:: To do ::
Tally how many lines include "emit". The number is the whole answer.

:: Given data ::

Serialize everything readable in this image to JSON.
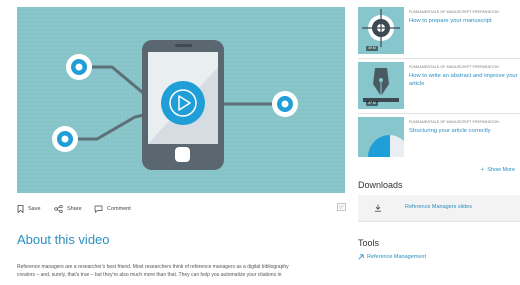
{
  "video": {
    "play_icon": "play-icon",
    "colors": {
      "background": "#86c4c9",
      "accent": "#1f9ed8",
      "phone": "#5b6770"
    }
  },
  "actions": {
    "save": "Save",
    "share": "Share",
    "comment": "Comment"
  },
  "about": {
    "title": "About this video",
    "description_lines": [
      "Reference managers are a researcher's best friend. Most researchers think of reference managers as a digital bibliography",
      "creators – and, surely, that's true – but they're also much more than that.  They can help you automatize your citations in"
    ]
  },
  "related": [
    {
      "series": "FUNDAMENTALS OF MANUSCRIPT PREPARATION",
      "title": "How to prepare your manuscript",
      "duration": "49 M",
      "icon": "target-icon"
    },
    {
      "series": "FUNDAMENTALS OF MANUSCRIPT PREPARATION",
      "title": "How to write an abstract and improve your article",
      "duration": "47 M",
      "icon": "pen-nib-icon"
    },
    {
      "series": "FUNDAMENTALS OF MANUSCRIPT PREPARATION",
      "title": "Structuring your article correctly",
      "duration": "",
      "icon": "pie-chart-icon"
    }
  ],
  "show_more": "Show More",
  "downloads": {
    "heading": "Downloads",
    "items": [
      {
        "label": "Reference Managers slides",
        "icon": "download-icon"
      }
    ]
  },
  "tools": {
    "heading": "Tools",
    "items": [
      {
        "label": "Reference Management",
        "icon": "external-arrow-icon"
      }
    ]
  }
}
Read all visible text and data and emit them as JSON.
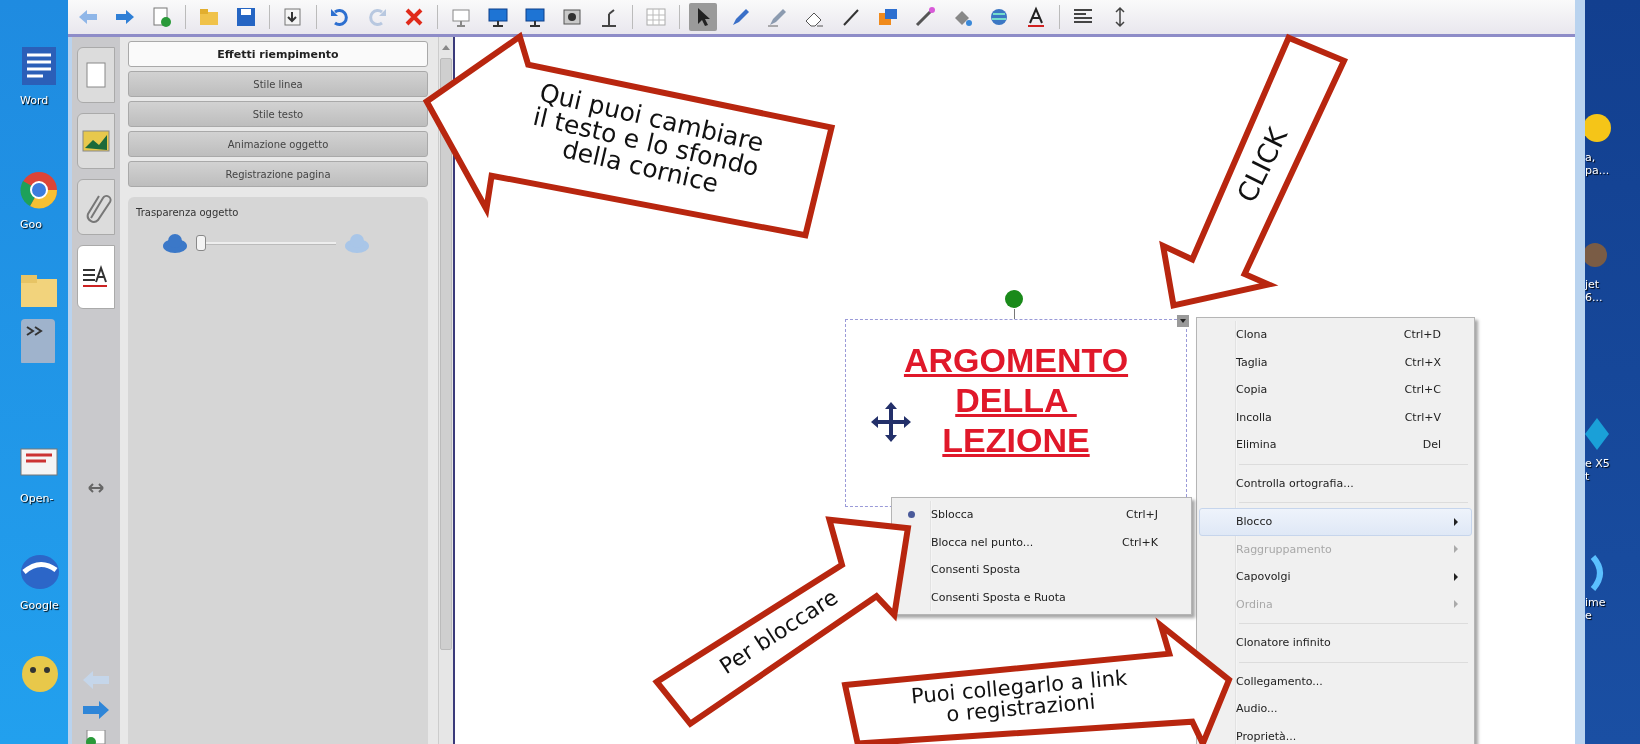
{
  "desktop_left": [
    {
      "kind": "document",
      "label": "Word"
    },
    {
      "kind": "browser",
      "label": "Goo"
    },
    {
      "kind": "folder"
    },
    {
      "kind": "gadget"
    },
    {
      "kind": "presentation",
      "label": "Open-"
    },
    {
      "kind": "globe",
      "label": "Google"
    },
    {
      "kind": "smiley"
    }
  ],
  "desktop_right": [
    {
      "label": "a,\npa..."
    },
    {
      "label": "jet\n6..."
    },
    {
      "label": "e X5\nt"
    },
    {
      "label": "ime\ne"
    }
  ],
  "toolbar": {
    "tools": [
      {
        "selected": true
      },
      {
        "selected": false
      },
      {
        "selected": false
      },
      {
        "selected": false
      },
      {
        "selected": false
      },
      {
        "selected": false
      },
      {
        "selected": false
      },
      {
        "selected": false
      },
      {
        "selected": false
      },
      {
        "selected": false
      }
    ]
  },
  "side_tabs": [
    {
      "selected": false
    },
    {
      "selected": false
    },
    {
      "selected": false
    },
    {
      "selected": true
    }
  ],
  "panel": {
    "sections": [
      {
        "label": "Effetti riempimento",
        "expanded": true
      },
      {
        "label": "Stile linea",
        "expanded": false
      },
      {
        "label": "Stile testo",
        "expanded": false
      },
      {
        "label": "Animazione oggetto",
        "expanded": false
      },
      {
        "label": "Registrazione pagina",
        "expanded": false
      }
    ],
    "transparency": {
      "label": "Trasparenza oggetto",
      "level": 0.0
    }
  },
  "canvas": {
    "text_box": {
      "lines": [
        "ARGOMENTO",
        "DELLA ",
        "LEZIONE"
      ]
    },
    "context_menu": {
      "items": [
        {
          "kind": "item",
          "label": "Clona",
          "shortcut": "Ctrl+D",
          "disabled": false,
          "highlighted": false,
          "submenu": false
        },
        {
          "kind": "item",
          "label": "Taglia",
          "shortcut": "Ctrl+X",
          "disabled": false,
          "highlighted": false,
          "submenu": false
        },
        {
          "kind": "item",
          "label": "Copia",
          "shortcut": "Ctrl+C",
          "disabled": false,
          "highlighted": false,
          "submenu": false
        },
        {
          "kind": "item",
          "label": "Incolla",
          "shortcut": "Ctrl+V",
          "disabled": false,
          "highlighted": false,
          "submenu": false
        },
        {
          "kind": "item",
          "label": "Elimina",
          "shortcut": "Del",
          "disabled": false,
          "highlighted": false,
          "submenu": false
        },
        {
          "kind": "separator"
        },
        {
          "kind": "item",
          "label": "Controlla ortografia...",
          "disabled": false,
          "highlighted": false,
          "submenu": false
        },
        {
          "kind": "separator"
        },
        {
          "kind": "item",
          "label": "Blocco",
          "disabled": false,
          "highlighted": true,
          "submenu": true
        },
        {
          "kind": "item",
          "label": "Raggruppamento",
          "disabled": true,
          "highlighted": false,
          "submenu": true
        },
        {
          "kind": "item",
          "label": "Capovolgi",
          "disabled": false,
          "highlighted": false,
          "submenu": true
        },
        {
          "kind": "item",
          "label": "Ordina",
          "disabled": true,
          "highlighted": false,
          "submenu": true
        },
        {
          "kind": "separator"
        },
        {
          "kind": "item",
          "label": "Clonatore infinito",
          "disabled": false,
          "highlighted": false,
          "submenu": false
        },
        {
          "kind": "separator"
        },
        {
          "kind": "item",
          "label": "Collegamento...",
          "disabled": false,
          "highlighted": false,
          "submenu": false
        },
        {
          "kind": "item",
          "label": "Audio...",
          "disabled": false,
          "highlighted": false,
          "submenu": false
        },
        {
          "kind": "item",
          "label": "Proprietà...",
          "disabled": false,
          "highlighted": false,
          "submenu": false
        }
      ]
    },
    "submenu": {
      "items": [
        {
          "label": "Sblocca",
          "shortcut": "Ctrl+J",
          "checked": true
        },
        {
          "label": "Blocca nel punto...",
          "shortcut": "Ctrl+K",
          "checked": false
        },
        {
          "label": "Consenti Sposta",
          "checked": false
        },
        {
          "label": "Consenti Sposta e Ruota",
          "checked": false
        }
      ]
    }
  },
  "callouts": [
    {
      "kind": "left",
      "lines": [
        "Qui puoi cambiare",
        "il testo e lo sfondo",
        "della cornice"
      ]
    },
    {
      "kind": "down-left",
      "lines": [
        "CLICK"
      ]
    },
    {
      "kind": "up-right",
      "lines": [
        "Per bloccare"
      ]
    },
    {
      "kind": "right",
      "lines": [
        "Puoi collegarlo a link",
        "o registrazioni"
      ]
    }
  ]
}
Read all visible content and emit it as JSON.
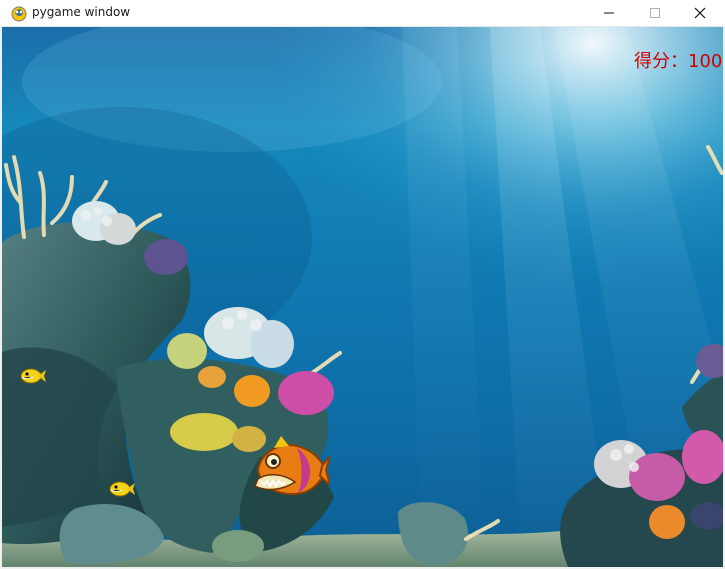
{
  "window": {
    "title": "pygame window",
    "app_icon": "pygame-snake-icon",
    "controls": {
      "minimize_icon": "minimize-icon",
      "maximize_icon": "maximize-icon",
      "close_icon": "close-icon"
    }
  },
  "game": {
    "score_text": "得分：100",
    "score_color": "#d40000",
    "player_fish": "orange-piranha-player",
    "small_fish": [
      "yellow-small-fish",
      "yellow-small-fish"
    ],
    "background": "underwater-coral-reef",
    "water_color": "#1d84b8"
  }
}
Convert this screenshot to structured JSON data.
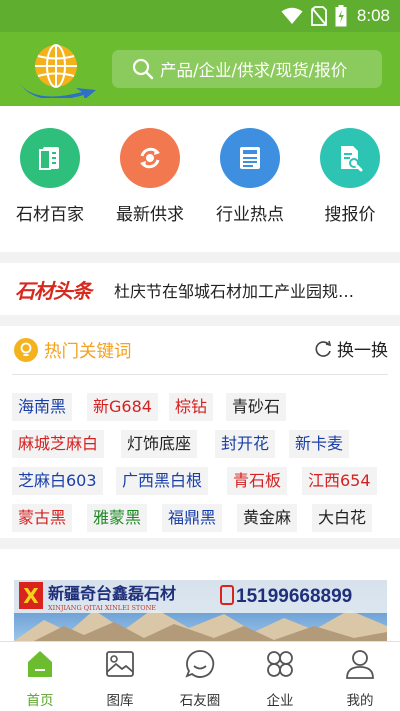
{
  "status_bar": {
    "time": "8:08"
  },
  "header": {
    "search_placeholder": "产品/企业/供求/现货/报价"
  },
  "quick_links": [
    {
      "label": "石材百家",
      "icon": "document-icon",
      "color": "#2fbf7c"
    },
    {
      "label": "最新供求",
      "icon": "exchange-icon",
      "color": "#f2784f"
    },
    {
      "label": "行业热点",
      "icon": "news-icon",
      "color": "#3e8fe0"
    },
    {
      "label": "搜报价",
      "icon": "search-doc-icon",
      "color": "#2ec4b4"
    }
  ],
  "headline": {
    "logo": "石材头条",
    "text": "杜庆节在邹城石材加工产业园规…"
  },
  "hot_keywords": {
    "title": "热门关键词",
    "refresh_label": "换一换",
    "tags": [
      [
        "海南黑",
        "新G684",
        "棕钻",
        "青砂石"
      ],
      [
        "麻城芝麻白",
        "灯饰底座",
        "封开花",
        "新卡麦"
      ],
      [
        "芝麻白603",
        "广西黑白根",
        "青石板",
        "江西654"
      ],
      [
        "蒙古黑",
        "雅蒙黑",
        "福鼎黑",
        "黄金麻",
        "大白花"
      ]
    ]
  },
  "banner": {
    "logo_letter": "X",
    "company": "新疆奇台鑫磊石材",
    "company_pinyin": "XINJIANG QITAI XINLEI STONE",
    "phone": "15199668899"
  },
  "bottom_nav": [
    {
      "label": "首页",
      "icon": "home-icon",
      "active": true
    },
    {
      "label": "图库",
      "icon": "gallery-icon",
      "active": false
    },
    {
      "label": "石友圈",
      "icon": "chat-icon",
      "active": false
    },
    {
      "label": "企业",
      "icon": "company-icon",
      "active": false
    },
    {
      "label": "我的",
      "icon": "profile-icon",
      "active": false
    }
  ],
  "colors": {
    "brand_green": "#6bbc2f",
    "status_green": "#60ae2f",
    "hot_orange": "#f4a21f",
    "headline_red": "#d72a1f"
  }
}
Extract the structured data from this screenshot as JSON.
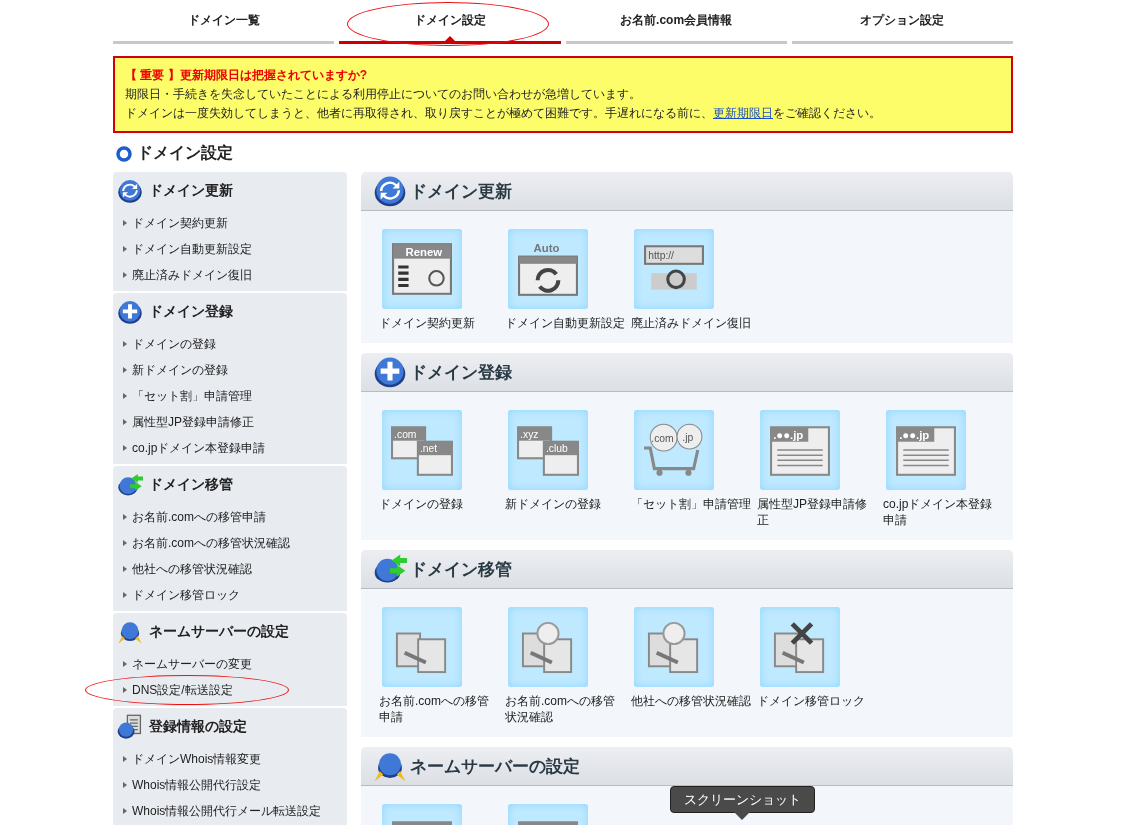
{
  "tabs": [
    {
      "label": "ドメイン一覧",
      "selected": false,
      "circled": false
    },
    {
      "label": "ドメイン設定",
      "selected": true,
      "circled": true
    },
    {
      "label": "お名前.com会員情報",
      "selected": false,
      "circled": false
    },
    {
      "label": "オプション設定",
      "selected": false,
      "circled": false
    }
  ],
  "notice": {
    "title": "【 重要 】更新期限日は把握されていますか?",
    "line_1": "期限日・手続きを失念していたことによる利用停止についてのお問い合わせが急増しています。",
    "line_2_before": "ドメインは一度失効してしまうと、他者に再取得され、取り戻すことが極めて困難です。手遅れになる前に、",
    "link": "更新期限日",
    "line_2_after": "をご確認ください。"
  },
  "page_title": "ドメイン設定",
  "sidebar": [
    {
      "title": "ドメイン更新",
      "kind": "renew",
      "items": [
        {
          "label": "ドメイン契約更新",
          "circled": false
        },
        {
          "label": "ドメイン自動更新設定",
          "circled": false
        },
        {
          "label": "廃止済みドメイン復旧",
          "circled": false
        }
      ]
    },
    {
      "title": "ドメイン登録",
      "kind": "add",
      "items": [
        {
          "label": "ドメインの登録",
          "circled": false
        },
        {
          "label": "新ドメインの登録",
          "circled": false
        },
        {
          "label": "「セット割」申請管理",
          "circled": false
        },
        {
          "label": "属性型JP登録申請修正",
          "circled": false
        },
        {
          "label": "co.jpドメイン本登録申請",
          "circled": false
        }
      ]
    },
    {
      "title": "ドメイン移管",
      "kind": "transfer",
      "items": [
        {
          "label": "お名前.comへの移管申請",
          "circled": false
        },
        {
          "label": "お名前.comへの移管状況確認",
          "circled": false
        },
        {
          "label": "他社への移管状況確認",
          "circled": false
        },
        {
          "label": "ドメイン移管ロック",
          "circled": false
        }
      ]
    },
    {
      "title": "ネームサーバーの設定",
      "kind": "nameserver",
      "items": [
        {
          "label": "ネームサーバーの変更",
          "circled": false
        },
        {
          "label": "DNS設定/転送設定",
          "circled": true
        }
      ]
    },
    {
      "title": "登録情報の設定",
      "kind": "registration",
      "items": [
        {
          "label": "ドメインWhois情報変更",
          "circled": false
        },
        {
          "label": "Whois情報公開代行設定",
          "circled": false
        },
        {
          "label": "Whois情報公開代行メール転送設定",
          "circled": false
        }
      ]
    }
  ],
  "sections": [
    {
      "title": "ドメイン更新",
      "kind": "renew",
      "tiles": [
        {
          "label": "ドメイン契約更新",
          "kind": "form",
          "caption": "Renew"
        },
        {
          "label": "ドメイン自動更新設定",
          "kind": "auto",
          "caption": "Auto"
        },
        {
          "label": "廃止済みドメイン復旧",
          "kind": "url",
          "caption": "http://"
        }
      ]
    },
    {
      "title": "ドメイン登録",
      "kind": "add",
      "tiles": [
        {
          "label": "ドメインの登録",
          "kind": "pair",
          "caption": ".com",
          "caption_2": ".net"
        },
        {
          "label": "新ドメインの登録",
          "kind": "pair",
          "caption": ".xyz",
          "caption_2": ".club"
        },
        {
          "label": "「セット割」申請管理",
          "kind": "cart",
          "caption": ".com",
          "caption_2": ".jp"
        },
        {
          "label": "属性型JP登録申請修正",
          "kind": "page",
          "caption": ".●●.jp"
        },
        {
          "label": "co.jpドメイン本登録申請",
          "kind": "page",
          "caption": ".●●.jp"
        }
      ]
    },
    {
      "title": "ドメイン移管",
      "kind": "transfer",
      "tiles": [
        {
          "label": "お名前.comへの移管申請",
          "kind": "servers"
        },
        {
          "label": "お名前.comへの移管状況確認",
          "kind": "search"
        },
        {
          "label": "他社への移管状況確認",
          "kind": "search"
        },
        {
          "label": "ドメイン移管ロック",
          "kind": "lock"
        }
      ]
    },
    {
      "title": "ネームサーバーの設定",
      "kind": "nameserver",
      "tiles": [
        {
          "kind": "window"
        },
        {
          "kind": "window"
        }
      ]
    }
  ],
  "tooltip": "スクリーンショット"
}
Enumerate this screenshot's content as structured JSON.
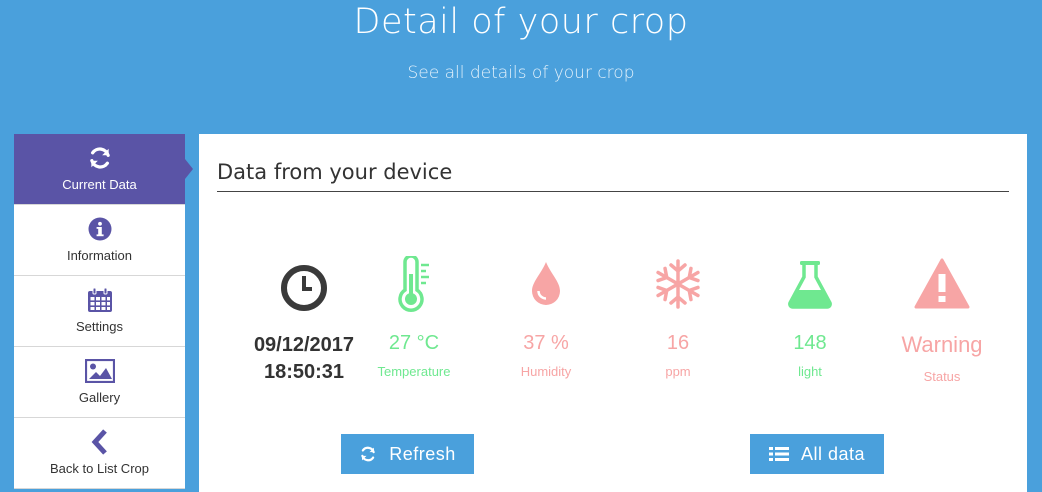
{
  "header": {
    "title": "Detail of your crop",
    "subtitle": "See all details of your crop"
  },
  "sidebar": {
    "items": [
      {
        "label": "Current Data",
        "icon": "refresh-icon"
      },
      {
        "label": "Information",
        "icon": "info-icon"
      },
      {
        "label": "Settings",
        "icon": "calendar-icon"
      },
      {
        "label": "Gallery",
        "icon": "image-icon"
      },
      {
        "label": "Back to List Crop",
        "icon": "chevron-left-icon"
      }
    ],
    "active_color": "#5a54a6"
  },
  "panel": {
    "title": "Data from your device",
    "datetime": {
      "date": "09/12/2017",
      "time": "18:50:31",
      "icon": "clock-icon"
    },
    "metrics": [
      {
        "value": "27 °C",
        "label": "Temperature",
        "icon": "thermometer-icon",
        "color": "#6fe890"
      },
      {
        "value": "37 %",
        "label": "Humidity",
        "icon": "droplet-icon",
        "color": "#f7a5a5"
      },
      {
        "value": "16",
        "label": "ppm",
        "icon": "snowflake-icon",
        "color": "#f7a5a5"
      },
      {
        "value": "148",
        "label": "light",
        "icon": "flask-icon",
        "color": "#6fe890"
      },
      {
        "value": "Warning",
        "label": "Status",
        "icon": "warning-icon",
        "color": "#f7a5a5"
      }
    ],
    "buttons": {
      "refresh": {
        "label": "Refresh",
        "icon": "refresh-icon"
      },
      "all_data": {
        "label": "All data",
        "icon": "list-icon"
      }
    }
  },
  "colors": {
    "background": "#4aa0dc",
    "accent": "#5a54a6",
    "green": "#6fe890",
    "pink": "#f7a5a5"
  }
}
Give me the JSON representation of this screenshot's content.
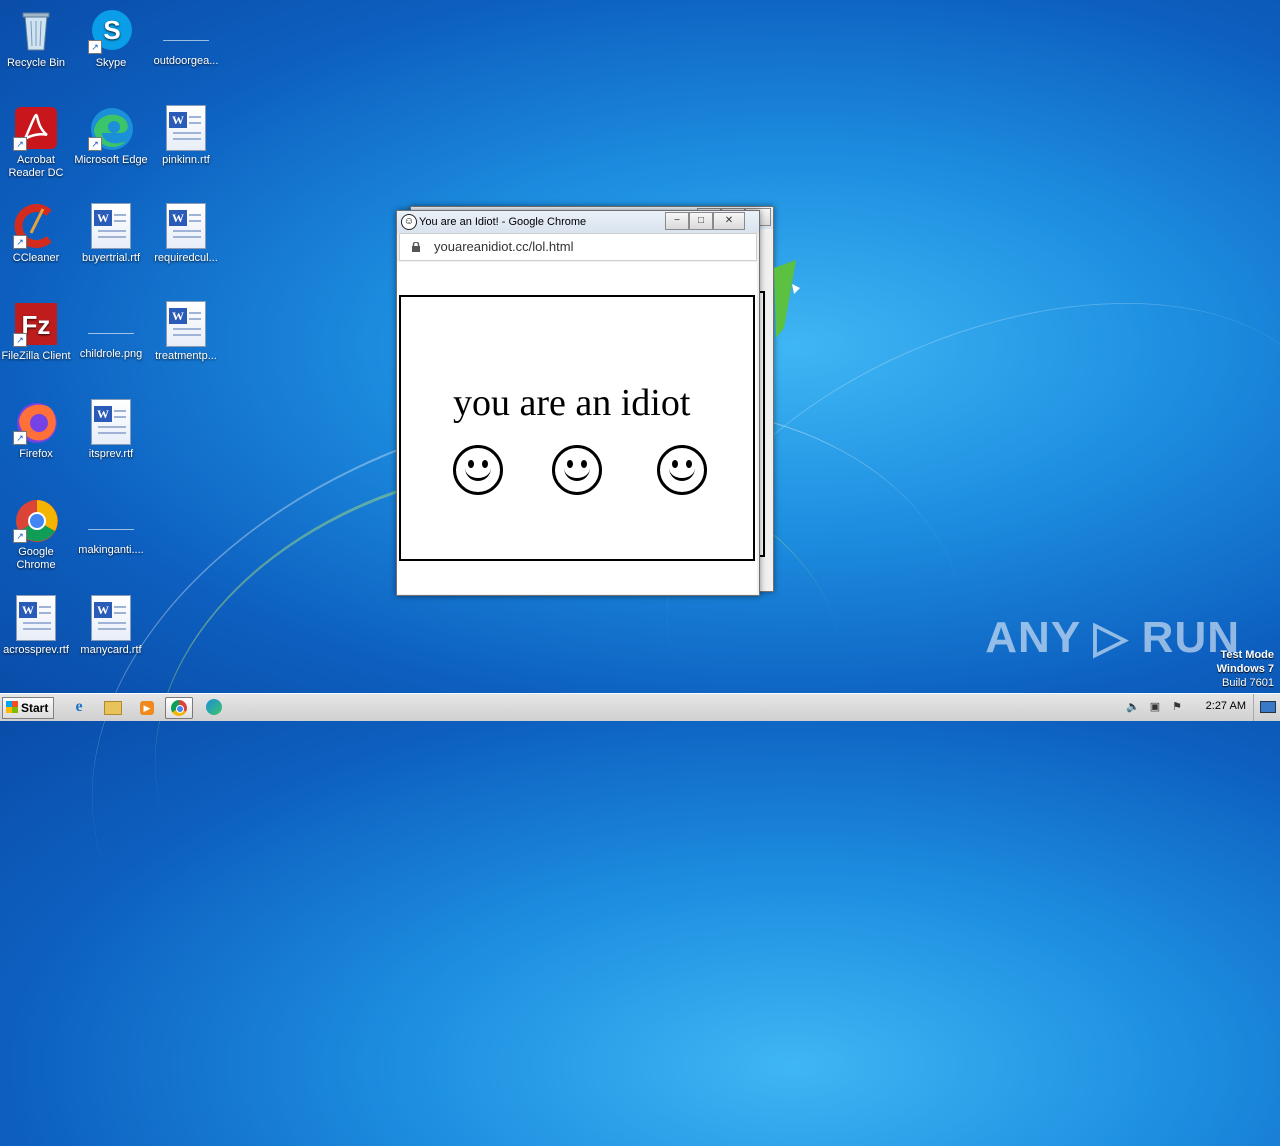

:: Full response ::
2